Task to complete :: Your task is to give the data again, exactly, with every line intact.

Raw records ::
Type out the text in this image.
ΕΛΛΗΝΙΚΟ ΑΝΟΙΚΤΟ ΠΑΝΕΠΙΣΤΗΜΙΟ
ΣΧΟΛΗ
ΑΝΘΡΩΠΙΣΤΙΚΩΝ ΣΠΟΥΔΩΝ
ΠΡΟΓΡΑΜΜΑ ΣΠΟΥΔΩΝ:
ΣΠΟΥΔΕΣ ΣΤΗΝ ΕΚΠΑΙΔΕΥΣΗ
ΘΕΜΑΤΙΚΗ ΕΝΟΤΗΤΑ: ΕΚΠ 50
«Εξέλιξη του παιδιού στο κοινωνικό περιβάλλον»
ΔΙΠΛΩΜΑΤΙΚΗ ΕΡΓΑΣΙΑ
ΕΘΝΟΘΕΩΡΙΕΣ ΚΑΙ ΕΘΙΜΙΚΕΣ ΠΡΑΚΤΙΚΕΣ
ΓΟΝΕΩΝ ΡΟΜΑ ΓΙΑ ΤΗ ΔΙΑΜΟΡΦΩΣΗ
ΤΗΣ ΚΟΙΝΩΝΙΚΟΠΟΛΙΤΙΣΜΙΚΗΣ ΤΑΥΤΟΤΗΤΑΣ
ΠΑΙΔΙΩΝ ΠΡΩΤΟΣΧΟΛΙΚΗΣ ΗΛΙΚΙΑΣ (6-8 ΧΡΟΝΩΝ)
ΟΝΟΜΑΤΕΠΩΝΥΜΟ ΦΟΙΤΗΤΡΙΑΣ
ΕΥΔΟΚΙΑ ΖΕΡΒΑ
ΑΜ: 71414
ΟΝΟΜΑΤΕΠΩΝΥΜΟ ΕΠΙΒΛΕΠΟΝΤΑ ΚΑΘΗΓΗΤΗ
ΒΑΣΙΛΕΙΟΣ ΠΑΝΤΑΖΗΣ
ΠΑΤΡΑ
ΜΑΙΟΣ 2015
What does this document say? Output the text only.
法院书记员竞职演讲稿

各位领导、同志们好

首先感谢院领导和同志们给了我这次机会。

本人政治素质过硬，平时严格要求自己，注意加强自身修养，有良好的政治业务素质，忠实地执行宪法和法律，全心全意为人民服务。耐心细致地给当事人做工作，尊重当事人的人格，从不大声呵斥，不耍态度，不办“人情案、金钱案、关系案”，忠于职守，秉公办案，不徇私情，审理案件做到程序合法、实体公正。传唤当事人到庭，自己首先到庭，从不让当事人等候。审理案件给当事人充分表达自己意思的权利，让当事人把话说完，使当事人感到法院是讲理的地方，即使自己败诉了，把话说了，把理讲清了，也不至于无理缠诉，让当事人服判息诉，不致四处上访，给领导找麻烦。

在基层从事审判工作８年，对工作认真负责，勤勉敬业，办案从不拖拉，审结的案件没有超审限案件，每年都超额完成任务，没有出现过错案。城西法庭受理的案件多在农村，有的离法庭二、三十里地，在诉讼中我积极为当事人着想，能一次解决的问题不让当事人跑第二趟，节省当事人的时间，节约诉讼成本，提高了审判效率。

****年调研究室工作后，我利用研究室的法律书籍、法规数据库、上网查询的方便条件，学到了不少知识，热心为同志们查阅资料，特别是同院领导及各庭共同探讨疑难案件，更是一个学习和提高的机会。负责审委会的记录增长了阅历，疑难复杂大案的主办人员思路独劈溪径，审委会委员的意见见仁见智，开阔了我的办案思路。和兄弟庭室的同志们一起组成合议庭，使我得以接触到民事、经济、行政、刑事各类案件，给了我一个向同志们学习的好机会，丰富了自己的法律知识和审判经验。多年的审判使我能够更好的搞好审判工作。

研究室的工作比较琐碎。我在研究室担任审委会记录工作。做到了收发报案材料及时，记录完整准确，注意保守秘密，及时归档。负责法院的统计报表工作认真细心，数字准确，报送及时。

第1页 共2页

Task solution ::
Type out the text in this image.
ΕΛΛΗΝΙΚΟ ΑΝΟΙΚΤΟ ΠΑΝΕΠΙΣΤΗΜΙΟ
ΣΧΟΛΗ
ΑΝΘΡΩΠΙΣΤΙΚΩΝ ΣΠΟΥΔΩΝ
ΠΡΟΓΡΑΜΜΑ ΣΠΟΥΔΩΝ:
ΣΠΟΥΔΕΣ ΣΤΗΝ ΕΚΠΑΙΔΕΥΣΗ
ΘΕΜΑΤΙΚΗ ΕΝΟΤΗΤΑ: ΕΚΠ 50
«Εξέλιξη του παιδιού στο κοινωνικό περιβάλλον»
ΔΙΠΛΩΜΑΤΙΚΗ ΕΡΓΑΣΙΑ
ΕΘΝΟΘΕΩΡΙΕΣ ΚΑΙ ΕΘΙΜΙΚΕΣ ΠΡΑΚΤΙΚΕΣ
ΓΟΝΕΩΝ ΡΟΜΑ ΓΙΑ ΤΗ ΔΙΑΜΟΡΦΩΣΗ
ΤΗΣ ΚΟΙΝΩΝΙΚΟΠΟΛΙΤΙΣΜΙΚΗΣ ΤΑΥΤΟΤΗΤΑΣ
ΠΑΙΔΙΩΝ ΠΡΩΤΟΣΧΟΛΙΚΗΣ ΗΛΙΚΙΑΣ (6-8 ΧΡΟΝΩΝ)
ΟΝΟΜΑΤΕΠΩΝΥΜΟ ΦΟΙΤΗΤΡΙΑΣ
ΕΥΔΟΚΙΑ ΖΕΡΒΑ
ΑΜ: 71414
ΟΝΟΜΑΤΕΠΩΝΥΜΟ ΕΠΙΒΛΕΠΟΝΤΑ ΚΑΘΗΓΗΤΗ
ΒΑΣΙΛΕΙΟΣ ΠΑΝΤΑΖΗΣ
ΠΑΤΡΑ
ΜΑΙΟΣ 2015
What does this document say? Output the text only.
法院书记员竞职演讲稿

各位领导、同志们好

首先感谢院领导和同志们给了我这次机会。

本人政治素质过硬，平时严格要求自己，注意加强自身修养，有良好的政治业务素质，忠实地执行宪法和法律，全心全意为人民服务。耐心细致地给当事人做工作，尊重当事人的人格，从不大声呵斥，不耍态度，不办“人情案、金钱案、关系案”，忠于职守，秉公办案，不徇私情，审理案件做到程序合法、实体公正。传唤当事人到庭，自己首先到庭，从不让当事人等候。审理案件给当事人充分表达自己意思的权利，让当事人把话说完，使当事人感到法院是讲理的地方，即使自己败诉了，把话说了，把理讲清了，也不至于无理缠诉，让当事人服判息诉，不致四处上访，给领导找麻烦。

在基层从事审判工作８年，对工作认真负责，勤勉敬业，办案从不拖拉，审结的案件没有超审限案件，每年都超额完成任务，没有出现过错案。城西法庭受理的案件多在农村，有的离法庭二、三十里地，在诉讼中我积极为当事人着想，能一次解决的问题不让当事人跑第二趟，节省当事人的时间，节约诉讼成本，提高了审判效率。

****年调研究室工作后，我利用研究室的法律书籍、法规数据库、上网查询的方便条件，学到了不少知识，热心为同志们查阅资料，特别是同院领导及各庭共同探讨疑难案件，更是一个学习和提高的机会。负责审委会的记录增长了阅历，疑难复杂大案的主办人员思路独劈溪径，审委会委员的意见见仁见智，开阔了我的办案思路。和兄弟庭室的同志们一起组成合议庭，使我得以接触到民事、经济、行政、刑事各类案件，给了我一个向同志们学习的好机会，丰富了自己的法律知识和审判经验。多年的审判使我能够更好的搞好审判工作。

研究室的工作比较琐碎。我在研究室担任审委会记录工作。做到了收发报案材料及时，记录完整准确，注意保守秘密，及时归档。负责法院的统计报表工作认真细心，数字准确，报送及时。

第1页 共2页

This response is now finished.